EXERCISE
Every line with the word "为全体队友恢复攻击力" in it should be extracted from the data that follows.

*** INPUT FOR THIS TASK

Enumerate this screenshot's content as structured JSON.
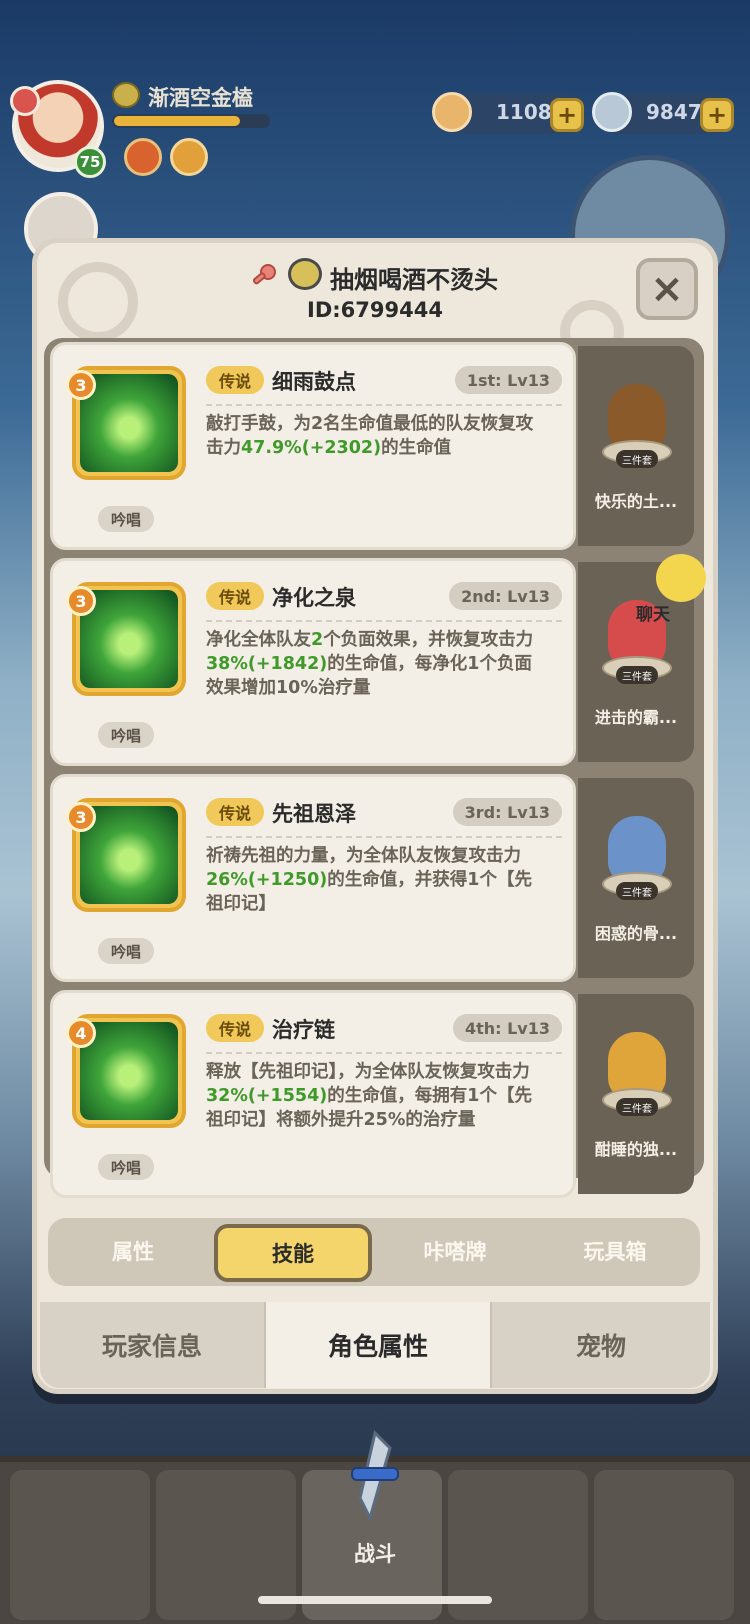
{
  "hud": {
    "player_name": "渐酒空金榼",
    "level": "75",
    "xp_fraction": 0.8,
    "resources": [
      {
        "icon": "shell-icon",
        "value": "1108"
      },
      {
        "icon": "pearl-icon",
        "value": "9847"
      }
    ],
    "plus_label": "+"
  },
  "dialog": {
    "player_name": "抽烟喝酒不烫头",
    "player_id": "ID:6799444",
    "close_label": "×"
  },
  "skills": [
    {
      "badge": "3",
      "rarity": "传说",
      "name": "细雨鼓点",
      "level": "1st: Lv13",
      "cast": "吟唱",
      "desc": [
        {
          "t": "敲打手鼓，为2名生命值最低的队友恢复攻击力"
        },
        {
          "t": "47.9%(+2302)",
          "g": true
        },
        {
          "t": "的生命值"
        }
      ],
      "pet": {
        "name": "快乐的土...",
        "tag": "三件套",
        "color": "#8b5a2b"
      }
    },
    {
      "badge": "3",
      "rarity": "传说",
      "name": "净化之泉",
      "level": "2nd: Lv13",
      "cast": "吟唱",
      "desc": [
        {
          "t": "净化全体队友"
        },
        {
          "t": "2",
          "g": true
        },
        {
          "t": "个负面效果，并恢复攻击力"
        },
        {
          "t": "38%(+1842)",
          "g": true
        },
        {
          "t": "的生命值，每净化1个负面效果增加10%治疗量"
        }
      ],
      "pet": {
        "name": "进击的霸...",
        "tag": "三件套",
        "color": "#d64c4c"
      }
    },
    {
      "badge": "3",
      "rarity": "传说",
      "name": "先祖恩泽",
      "level": "3rd: Lv13",
      "cast": "吟唱",
      "desc": [
        {
          "t": "祈祷先祖的力量，为全体队友恢复攻击力"
        },
        {
          "t": "26%(+1250)",
          "g": true
        },
        {
          "t": "的生命值，并获得1个【先祖印记】"
        }
      ],
      "pet": {
        "name": "困惑的骨...",
        "tag": "三件套",
        "color": "#6c93c9"
      }
    },
    {
      "badge": "4",
      "rarity": "传说",
      "name": "治疗链",
      "level": "4th: Lv13",
      "cast": "吟唱",
      "desc": [
        {
          "t": "释放【先祖印记】，为全体队友恢复攻击力"
        },
        {
          "t": "32%(+1554)",
          "g": true
        },
        {
          "t": "的生命值，每拥有1个【先祖印记】将额外提升25%的治疗量"
        }
      ],
      "pet": {
        "name": "酣睡的独...",
        "tag": "三件套",
        "color": "#e0a53a"
      }
    }
  ],
  "chat": {
    "label": "聊天"
  },
  "subtabs": [
    "属性",
    "技能",
    "咔嗒牌",
    "玩具箱"
  ],
  "subtab_active": "技能",
  "maintabs": [
    "玩家信息",
    "角色属性",
    "宠物"
  ],
  "maintab_active": "角色属性",
  "bottom_nav": {
    "battle_label": "战斗"
  }
}
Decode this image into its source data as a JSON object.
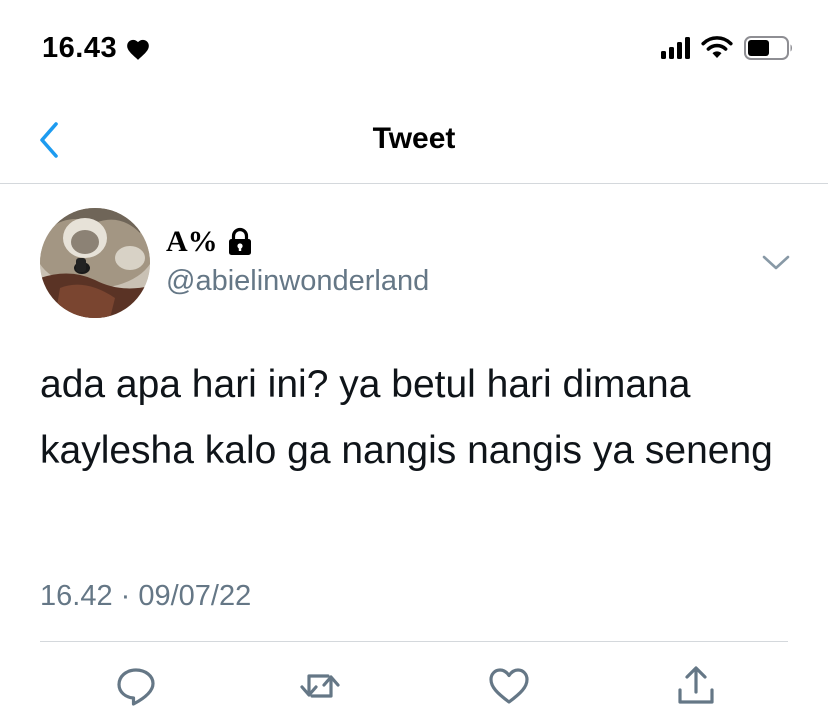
{
  "status_bar": {
    "time": "16.43",
    "icons": [
      "heart-icon",
      "cellular-signal-icon",
      "wifi-icon",
      "battery-icon"
    ]
  },
  "nav": {
    "title": "Tweet",
    "back_icon": "chevron-left-icon"
  },
  "tweet": {
    "display_name": "A%",
    "handle": "@abielinwonderland",
    "protected_icon": "lock-icon",
    "text": "ada apa hari ini? ya betul hari dimana kaylesha kalo ga nangis nangis ya seneng",
    "timestamp": "16.42 · 09/07/22"
  },
  "actions": [
    "reply-icon",
    "retweet-icon",
    "like-icon",
    "share-icon"
  ],
  "colors": {
    "accent": "#1d9bf0",
    "secondary_text": "#657786",
    "divider": "#d4d8dc"
  }
}
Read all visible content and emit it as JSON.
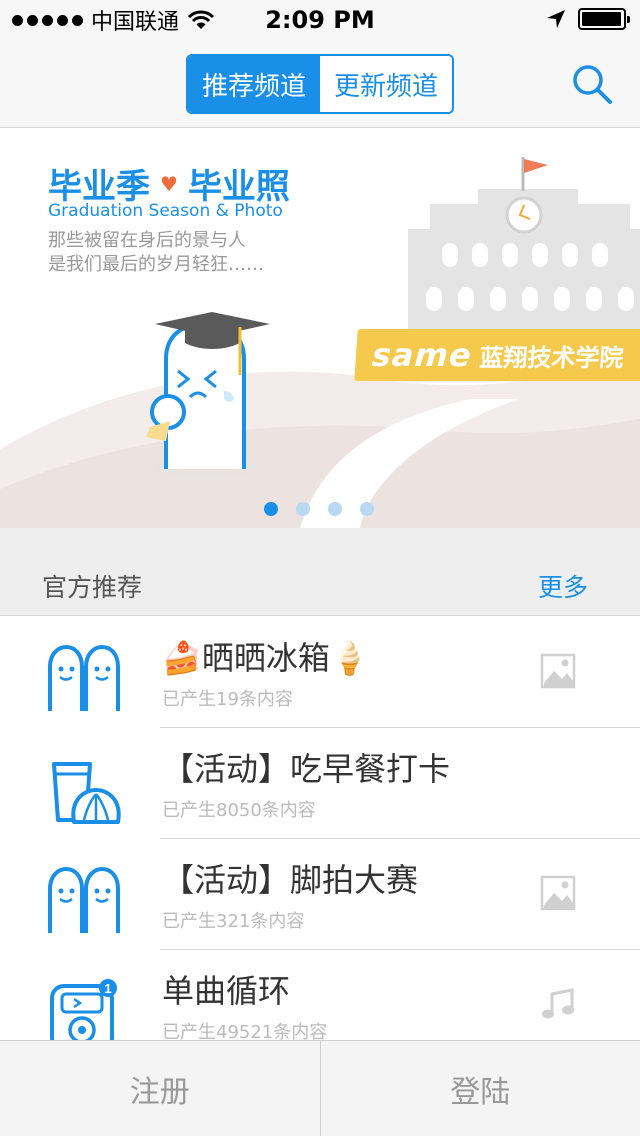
{
  "status_bar": {
    "carrier": "中国联通",
    "time": "2:09 PM"
  },
  "nav": {
    "tabs": [
      {
        "label": "推荐频道",
        "active": true
      },
      {
        "label": "更新频道",
        "active": false
      }
    ],
    "search_icon": "search-icon"
  },
  "banner": {
    "title_left": "毕业季",
    "title_right": "毕业照",
    "subtitle": "Graduation Season & Photo",
    "desc_line1": "那些被留在身后的景与人",
    "desc_line2": "是我们最后的岁月轻狂……",
    "sign_logo": "same",
    "sign_school": "蓝翔技术学院",
    "pages": 4,
    "current_page": 1
  },
  "section": {
    "title": "官方推荐",
    "more": "更多"
  },
  "channels": [
    {
      "name": "🍰晒晒冰箱🍦",
      "count": "已产生19条内容",
      "icon": "twin-ghosts-icon",
      "thumb": "image-icon"
    },
    {
      "name": "【活动】吃早餐打卡",
      "count": "已产生8050条内容",
      "icon": "breakfast-icon",
      "thumb": ""
    },
    {
      "name": "【活动】脚拍大赛",
      "count": "已产生321条内容",
      "icon": "twin-ghosts-icon",
      "thumb": "image-icon"
    },
    {
      "name": "单曲循环",
      "count": "已产生49521条内容",
      "icon": "music-player-icon",
      "thumb": "music-note-icon"
    }
  ],
  "tabbar": {
    "register": "注册",
    "login": "登陆"
  },
  "colors": {
    "accent": "#1a8fe8",
    "banner_sign": "#f5c94c"
  }
}
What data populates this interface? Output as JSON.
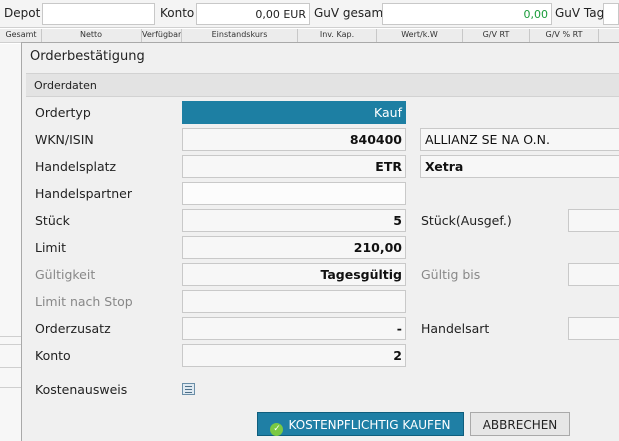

******

RESULT FOR THIS EXERCISE
          "t": "祈祷先祖的力量，为全体队友恢复攻击力"
          "t": "释放【先祖印记】，为全体队友恢复攻击力"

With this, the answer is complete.